Given instruction
Set down all of the entries word for word, omitting the images they contain.

Extracts from a graphics dataset:
+++
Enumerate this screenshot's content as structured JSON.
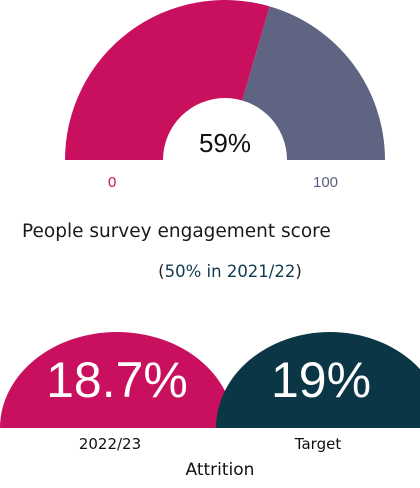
{
  "chart_data": [
    {
      "type": "gauge",
      "value": 59,
      "value_label": "59%",
      "min": 0,
      "max": 100,
      "min_label": "0",
      "max_label": "100",
      "title": "People survey engagement score",
      "subtitle": {
        "open": "(",
        "text": "50% in 2021/22",
        "close": ")"
      },
      "colors": {
        "filled": "#c8105f",
        "remaining": "#5e6482"
      }
    },
    {
      "type": "semicircle-kpi",
      "title": "Attrition",
      "items": [
        {
          "label": "2022/23",
          "value": 18.7,
          "value_label": "18.7%",
          "color": "#c8105f"
        },
        {
          "label": "Target",
          "value": 19,
          "value_label": "19%",
          "color": "#0b3645"
        }
      ]
    }
  ]
}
+++
Solution below
Enumerate this screenshot's content as structured JSON.
{
  "chart_data": [
    {
      "type": "gauge",
      "value": 59,
      "value_label": "59%",
      "min": 0,
      "max": 100,
      "min_label": "0",
      "max_label": "100",
      "title": "People survey engagement score",
      "subtitle": {
        "open": "(",
        "text": "50% in 2021/22",
        "close": ")"
      },
      "colors": {
        "filled": "#c8105f",
        "remaining": "#5e6482"
      }
    },
    {
      "type": "semicircle-kpi",
      "title": "Attrition",
      "items": [
        {
          "label": "2022/23",
          "value": 18.7,
          "value_label": "18.7%",
          "color": "#c8105f"
        },
        {
          "label": "Target",
          "value": 19,
          "value_label": "19%",
          "color": "#0b3645"
        }
      ]
    }
  ]
}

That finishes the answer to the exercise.